─── Information shown ───

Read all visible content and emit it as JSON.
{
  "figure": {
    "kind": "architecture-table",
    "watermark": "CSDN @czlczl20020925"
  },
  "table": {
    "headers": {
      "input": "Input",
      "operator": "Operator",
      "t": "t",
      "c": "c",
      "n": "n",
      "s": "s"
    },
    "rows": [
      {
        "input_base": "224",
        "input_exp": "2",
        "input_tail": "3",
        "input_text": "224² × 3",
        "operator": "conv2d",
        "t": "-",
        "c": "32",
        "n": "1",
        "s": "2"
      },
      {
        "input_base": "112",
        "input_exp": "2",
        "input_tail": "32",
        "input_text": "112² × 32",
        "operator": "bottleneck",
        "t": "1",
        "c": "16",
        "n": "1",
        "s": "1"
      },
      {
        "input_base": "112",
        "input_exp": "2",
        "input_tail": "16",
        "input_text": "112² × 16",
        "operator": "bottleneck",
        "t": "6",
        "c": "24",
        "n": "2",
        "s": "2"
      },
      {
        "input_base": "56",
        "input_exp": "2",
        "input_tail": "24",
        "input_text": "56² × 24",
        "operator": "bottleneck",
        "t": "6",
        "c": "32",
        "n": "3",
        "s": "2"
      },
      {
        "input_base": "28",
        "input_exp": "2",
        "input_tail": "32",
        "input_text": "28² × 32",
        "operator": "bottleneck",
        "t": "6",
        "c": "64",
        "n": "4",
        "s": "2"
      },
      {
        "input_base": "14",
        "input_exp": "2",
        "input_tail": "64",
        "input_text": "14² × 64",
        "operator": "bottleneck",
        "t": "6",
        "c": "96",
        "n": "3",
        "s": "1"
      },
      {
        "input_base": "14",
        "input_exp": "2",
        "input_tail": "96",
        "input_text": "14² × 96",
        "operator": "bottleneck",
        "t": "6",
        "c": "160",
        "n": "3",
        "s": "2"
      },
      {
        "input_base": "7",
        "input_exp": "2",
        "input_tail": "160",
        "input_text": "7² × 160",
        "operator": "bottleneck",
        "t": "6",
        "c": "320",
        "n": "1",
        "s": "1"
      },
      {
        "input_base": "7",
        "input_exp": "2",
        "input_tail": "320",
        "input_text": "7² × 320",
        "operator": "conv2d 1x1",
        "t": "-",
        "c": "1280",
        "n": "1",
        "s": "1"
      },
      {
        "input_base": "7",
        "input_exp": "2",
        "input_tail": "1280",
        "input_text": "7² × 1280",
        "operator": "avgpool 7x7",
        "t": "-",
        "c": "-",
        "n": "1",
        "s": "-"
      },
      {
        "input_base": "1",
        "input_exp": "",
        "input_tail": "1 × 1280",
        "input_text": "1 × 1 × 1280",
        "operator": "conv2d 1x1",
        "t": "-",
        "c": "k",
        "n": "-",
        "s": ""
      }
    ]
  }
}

───

Reproduce the material precisely, including every line.

> Solution below
Read all visible content and emit it as JSON.
{
  "figure": {
    "kind": "architecture-table",
    "watermark": "CSDN @czlczl20020925"
  },
  "table": {
    "headers": {
      "input": "Input",
      "operator": "Operator",
      "t": "t",
      "c": "c",
      "n": "n",
      "s": "s"
    },
    "rows": [
      {
        "input_base": "224",
        "input_exp": "2",
        "input_tail": "3",
        "input_text": "224² × 3",
        "operator": "conv2d",
        "t": "-",
        "c": "32",
        "n": "1",
        "s": "2"
      },
      {
        "input_base": "112",
        "input_exp": "2",
        "input_tail": "32",
        "input_text": "112² × 32",
        "operator": "bottleneck",
        "t": "1",
        "c": "16",
        "n": "1",
        "s": "1"
      },
      {
        "input_base": "112",
        "input_exp": "2",
        "input_tail": "16",
        "input_text": "112² × 16",
        "operator": "bottleneck",
        "t": "6",
        "c": "24",
        "n": "2",
        "s": "2"
      },
      {
        "input_base": "56",
        "input_exp": "2",
        "input_tail": "24",
        "input_text": "56² × 24",
        "operator": "bottleneck",
        "t": "6",
        "c": "32",
        "n": "3",
        "s": "2"
      },
      {
        "input_base": "28",
        "input_exp": "2",
        "input_tail": "32",
        "input_text": "28² × 32",
        "operator": "bottleneck",
        "t": "6",
        "c": "64",
        "n": "4",
        "s": "2"
      },
      {
        "input_base": "14",
        "input_exp": "2",
        "input_tail": "64",
        "input_text": "14² × 64",
        "operator": "bottleneck",
        "t": "6",
        "c": "96",
        "n": "3",
        "s": "1"
      },
      {
        "input_base": "14",
        "input_exp": "2",
        "input_tail": "96",
        "input_text": "14² × 96",
        "operator": "bottleneck",
        "t": "6",
        "c": "160",
        "n": "3",
        "s": "2"
      },
      {
        "input_base": "7",
        "input_exp": "2",
        "input_tail": "160",
        "input_text": "7² × 160",
        "operator": "bottleneck",
        "t": "6",
        "c": "320",
        "n": "1",
        "s": "1"
      },
      {
        "input_base": "7",
        "input_exp": "2",
        "input_tail": "320",
        "input_text": "7² × 320",
        "operator": "conv2d 1x1",
        "t": "-",
        "c": "1280",
        "n": "1",
        "s": "1"
      },
      {
        "input_base": "7",
        "input_exp": "2",
        "input_tail": "1280",
        "input_text": "7² × 1280",
        "operator": "avgpool 7x7",
        "t": "-",
        "c": "-",
        "n": "1",
        "s": "-"
      },
      {
        "input_base": "1",
        "input_exp": "",
        "input_tail": "1 × 1280",
        "input_text": "1 × 1 × 1280",
        "operator": "conv2d 1x1",
        "t": "-",
        "c": "k",
        "n": "-",
        "s": ""
      }
    ]
  }
}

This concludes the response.